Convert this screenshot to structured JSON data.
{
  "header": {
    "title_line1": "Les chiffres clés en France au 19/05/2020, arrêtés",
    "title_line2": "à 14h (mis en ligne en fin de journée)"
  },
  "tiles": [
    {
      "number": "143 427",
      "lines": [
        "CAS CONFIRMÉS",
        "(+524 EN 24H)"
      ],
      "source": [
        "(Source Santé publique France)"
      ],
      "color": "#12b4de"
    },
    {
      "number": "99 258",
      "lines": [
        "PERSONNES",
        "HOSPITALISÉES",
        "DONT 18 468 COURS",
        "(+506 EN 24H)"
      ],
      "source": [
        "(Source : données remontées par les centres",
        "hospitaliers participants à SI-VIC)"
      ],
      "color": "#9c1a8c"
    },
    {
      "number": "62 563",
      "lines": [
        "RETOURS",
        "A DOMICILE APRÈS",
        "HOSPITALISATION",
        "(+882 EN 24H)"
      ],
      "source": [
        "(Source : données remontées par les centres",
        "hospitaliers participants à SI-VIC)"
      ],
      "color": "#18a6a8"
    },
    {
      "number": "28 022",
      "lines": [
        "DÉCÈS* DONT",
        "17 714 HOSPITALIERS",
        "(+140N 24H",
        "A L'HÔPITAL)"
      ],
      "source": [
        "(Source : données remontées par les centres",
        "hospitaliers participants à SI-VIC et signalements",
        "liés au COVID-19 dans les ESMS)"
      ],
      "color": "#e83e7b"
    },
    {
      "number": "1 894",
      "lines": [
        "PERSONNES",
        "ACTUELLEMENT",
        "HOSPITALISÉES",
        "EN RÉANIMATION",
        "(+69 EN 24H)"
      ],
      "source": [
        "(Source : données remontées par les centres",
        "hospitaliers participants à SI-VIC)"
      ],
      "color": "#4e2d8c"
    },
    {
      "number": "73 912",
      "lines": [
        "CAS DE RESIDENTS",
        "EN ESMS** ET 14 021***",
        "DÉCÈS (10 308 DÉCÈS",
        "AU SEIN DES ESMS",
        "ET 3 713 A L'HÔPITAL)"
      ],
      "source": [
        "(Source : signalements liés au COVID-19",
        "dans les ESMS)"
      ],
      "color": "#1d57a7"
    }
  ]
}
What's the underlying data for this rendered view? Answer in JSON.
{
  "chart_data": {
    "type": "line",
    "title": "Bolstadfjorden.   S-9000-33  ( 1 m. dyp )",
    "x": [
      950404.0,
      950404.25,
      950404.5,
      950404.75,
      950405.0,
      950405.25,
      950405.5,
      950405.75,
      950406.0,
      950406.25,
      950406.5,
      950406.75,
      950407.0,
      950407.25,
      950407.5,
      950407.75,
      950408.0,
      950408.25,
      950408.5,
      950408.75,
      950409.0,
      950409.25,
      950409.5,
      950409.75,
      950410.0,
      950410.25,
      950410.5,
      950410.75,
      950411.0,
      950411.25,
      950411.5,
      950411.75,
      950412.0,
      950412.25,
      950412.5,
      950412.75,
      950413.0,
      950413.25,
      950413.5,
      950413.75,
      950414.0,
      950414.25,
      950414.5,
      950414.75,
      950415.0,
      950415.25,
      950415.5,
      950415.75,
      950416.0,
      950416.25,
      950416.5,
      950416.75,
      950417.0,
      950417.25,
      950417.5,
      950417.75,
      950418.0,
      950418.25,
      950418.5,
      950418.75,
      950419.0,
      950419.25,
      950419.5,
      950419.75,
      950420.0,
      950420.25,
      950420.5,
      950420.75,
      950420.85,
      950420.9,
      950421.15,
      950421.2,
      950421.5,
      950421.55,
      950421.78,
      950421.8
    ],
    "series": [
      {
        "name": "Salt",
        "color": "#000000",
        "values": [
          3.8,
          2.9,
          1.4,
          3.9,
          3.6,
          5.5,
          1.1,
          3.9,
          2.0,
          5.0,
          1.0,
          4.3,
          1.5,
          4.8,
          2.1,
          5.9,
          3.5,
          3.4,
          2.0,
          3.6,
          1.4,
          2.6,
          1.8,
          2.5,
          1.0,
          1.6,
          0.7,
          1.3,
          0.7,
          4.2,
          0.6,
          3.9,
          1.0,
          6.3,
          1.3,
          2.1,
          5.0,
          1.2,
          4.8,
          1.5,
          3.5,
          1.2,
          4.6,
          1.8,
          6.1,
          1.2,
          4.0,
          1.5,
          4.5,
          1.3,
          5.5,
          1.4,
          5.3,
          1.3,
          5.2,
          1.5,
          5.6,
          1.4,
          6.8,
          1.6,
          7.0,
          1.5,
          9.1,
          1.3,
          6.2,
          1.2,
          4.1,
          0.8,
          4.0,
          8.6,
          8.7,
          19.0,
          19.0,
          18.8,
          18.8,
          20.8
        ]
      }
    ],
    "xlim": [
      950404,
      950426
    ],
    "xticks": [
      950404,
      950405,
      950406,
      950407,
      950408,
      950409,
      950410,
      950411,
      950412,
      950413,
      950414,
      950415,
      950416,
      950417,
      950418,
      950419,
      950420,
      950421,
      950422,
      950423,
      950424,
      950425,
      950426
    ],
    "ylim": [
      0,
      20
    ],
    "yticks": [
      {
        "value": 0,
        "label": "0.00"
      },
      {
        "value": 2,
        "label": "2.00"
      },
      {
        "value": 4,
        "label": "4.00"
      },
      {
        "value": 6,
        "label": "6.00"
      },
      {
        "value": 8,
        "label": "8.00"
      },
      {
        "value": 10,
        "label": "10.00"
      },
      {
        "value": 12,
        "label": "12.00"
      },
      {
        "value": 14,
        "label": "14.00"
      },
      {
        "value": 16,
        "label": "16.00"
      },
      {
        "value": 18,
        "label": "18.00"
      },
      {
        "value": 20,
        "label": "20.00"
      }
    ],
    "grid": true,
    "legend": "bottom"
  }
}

--------

Retype the material above, line by line, exactly.

Convert this screenshot to structured JSON data.
{
  "header": {
    "title_line1": "Les chiffres clés en France au 19/05/2020, arrêtés",
    "title_line2": "à 14h (mis en ligne en fin de journée)"
  },
  "tiles": [
    {
      "number": "143 427",
      "lines": [
        "CAS CONFIRMÉS",
        "(+524 EN 24H)"
      ],
      "source": [
        "(Source Santé publique France)"
      ],
      "color": "#12b4de"
    },
    {
      "number": "99 258",
      "lines": [
        "PERSONNES",
        "HOSPITALISÉES",
        "DONT 18 468 COURS",
        "(+506 EN 24H)"
      ],
      "source": [
        "(Source : données remontées par les centres",
        "hospitaliers participants à SI-VIC)"
      ],
      "color": "#9c1a8c"
    },
    {
      "number": "62 563",
      "lines": [
        "RETOURS",
        "A DOMICILE APRÈS",
        "HOSPITALISATION",
        "(+882 EN 24H)"
      ],
      "source": [
        "(Source : données remontées par les centres",
        "hospitaliers participants à SI-VIC)"
      ],
      "color": "#18a6a8"
    },
    {
      "number": "28 022",
      "lines": [
        "DÉCÈS* DONT",
        "17 714 HOSPITALIERS",
        "(+140N 24H",
        "A L'HÔPITAL)"
      ],
      "source": [
        "(Source : données remontées par les centres",
        "hospitaliers participants à SI-VIC et signalements",
        "liés au COVID-19 dans les ESMS)"
      ],
      "color": "#e83e7b"
    },
    {
      "number": "1 894",
      "lines": [
        "PERSONNES",
        "ACTUELLEMENT",
        "HOSPITALISÉES",
        "EN RÉANIMATION",
        "(+69 EN 24H)"
      ],
      "source": [
        "(Source : données remontées par les centres",
        "hospitaliers participants à SI-VIC)"
      ],
      "color": "#4e2d8c"
    },
    {
      "number": "73 912",
      "lines": [
        "CAS DE RESIDENTS",
        "EN ESMS** ET 14 021***",
        "DÉCÈS (10 308 DÉCÈS",
        "AU SEIN DES ESMS",
        "ET 3 713 A L'HÔPITAL)"
      ],
      "source": [
        "(Source : signalements liés au COVID-19",
        "dans les ESMS)"
      ],
      "color": "#1d57a7"
    }
  ]
}
What's the underlying data for this rendered view? Answer in JSON.
{
  "chart_data": {
    "type": "line",
    "title": "Bolstadfjorden.   S-9000-33  ( 1 m. dyp )",
    "x": [
      950404.0,
      950404.25,
      950404.5,
      950404.75,
      950405.0,
      950405.25,
      950405.5,
      950405.75,
      950406.0,
      950406.25,
      950406.5,
      950406.75,
      950407.0,
      950407.25,
      950407.5,
      950407.75,
      950408.0,
      950408.25,
      950408.5,
      950408.75,
      950409.0,
      950409.25,
      950409.5,
      950409.75,
      950410.0,
      950410.25,
      950410.5,
      950410.75,
      950411.0,
      950411.25,
      950411.5,
      950411.75,
      950412.0,
      950412.25,
      950412.5,
      950412.75,
      950413.0,
      950413.25,
      950413.5,
      950413.75,
      950414.0,
      950414.25,
      950414.5,
      950414.75,
      950415.0,
      950415.25,
      950415.5,
      950415.75,
      950416.0,
      950416.25,
      950416.5,
      950416.75,
      950417.0,
      950417.25,
      950417.5,
      950417.75,
      950418.0,
      950418.25,
      950418.5,
      950418.75,
      950419.0,
      950419.25,
      950419.5,
      950419.75,
      950420.0,
      950420.25,
      950420.5,
      950420.75,
      950420.85,
      950420.9,
      950421.15,
      950421.2,
      950421.5,
      950421.55,
      950421.78,
      950421.8
    ],
    "series": [
      {
        "name": "Salt",
        "color": "#000000",
        "values": [
          3.8,
          2.9,
          1.4,
          3.9,
          3.6,
          5.5,
          1.1,
          3.9,
          2.0,
          5.0,
          1.0,
          4.3,
          1.5,
          4.8,
          2.1,
          5.9,
          3.5,
          3.4,
          2.0,
          3.6,
          1.4,
          2.6,
          1.8,
          2.5,
          1.0,
          1.6,
          0.7,
          1.3,
          0.7,
          4.2,
          0.6,
          3.9,
          1.0,
          6.3,
          1.3,
          2.1,
          5.0,
          1.2,
          4.8,
          1.5,
          3.5,
          1.2,
          4.6,
          1.8,
          6.1,
          1.2,
          4.0,
          1.5,
          4.5,
          1.3,
          5.5,
          1.4,
          5.3,
          1.3,
          5.2,
          1.5,
          5.6,
          1.4,
          6.8,
          1.6,
          7.0,
          1.5,
          9.1,
          1.3,
          6.2,
          1.2,
          4.1,
          0.8,
          4.0,
          8.6,
          8.7,
          19.0,
          19.0,
          18.8,
          18.8,
          20.8
        ]
      }
    ],
    "xlim": [
      950404,
      950426
    ],
    "xticks": [
      950404,
      950405,
      950406,
      950407,
      950408,
      950409,
      950410,
      950411,
      950412,
      950413,
      950414,
      950415,
      950416,
      950417,
      950418,
      950419,
      950420,
      950421,
      950422,
      950423,
      950424,
      950425,
      950426
    ],
    "ylim": [
      0,
      20
    ],
    "yticks": [
      {
        "value": 0,
        "label": "0.00"
      },
      {
        "value": 2,
        "label": "2.00"
      },
      {
        "value": 4,
        "label": "4.00"
      },
      {
        "value": 6,
        "label": "6.00"
      },
      {
        "value": 8,
        "label": "8.00"
      },
      {
        "value": 10,
        "label": "10.00"
      },
      {
        "value": 12,
        "label": "12.00"
      },
      {
        "value": 14,
        "label": "14.00"
      },
      {
        "value": 16,
        "label": "16.00"
      },
      {
        "value": 18,
        "label": "18.00"
      },
      {
        "value": 20,
        "label": "20.00"
      }
    ],
    "grid": true,
    "legend": "bottom"
  }
}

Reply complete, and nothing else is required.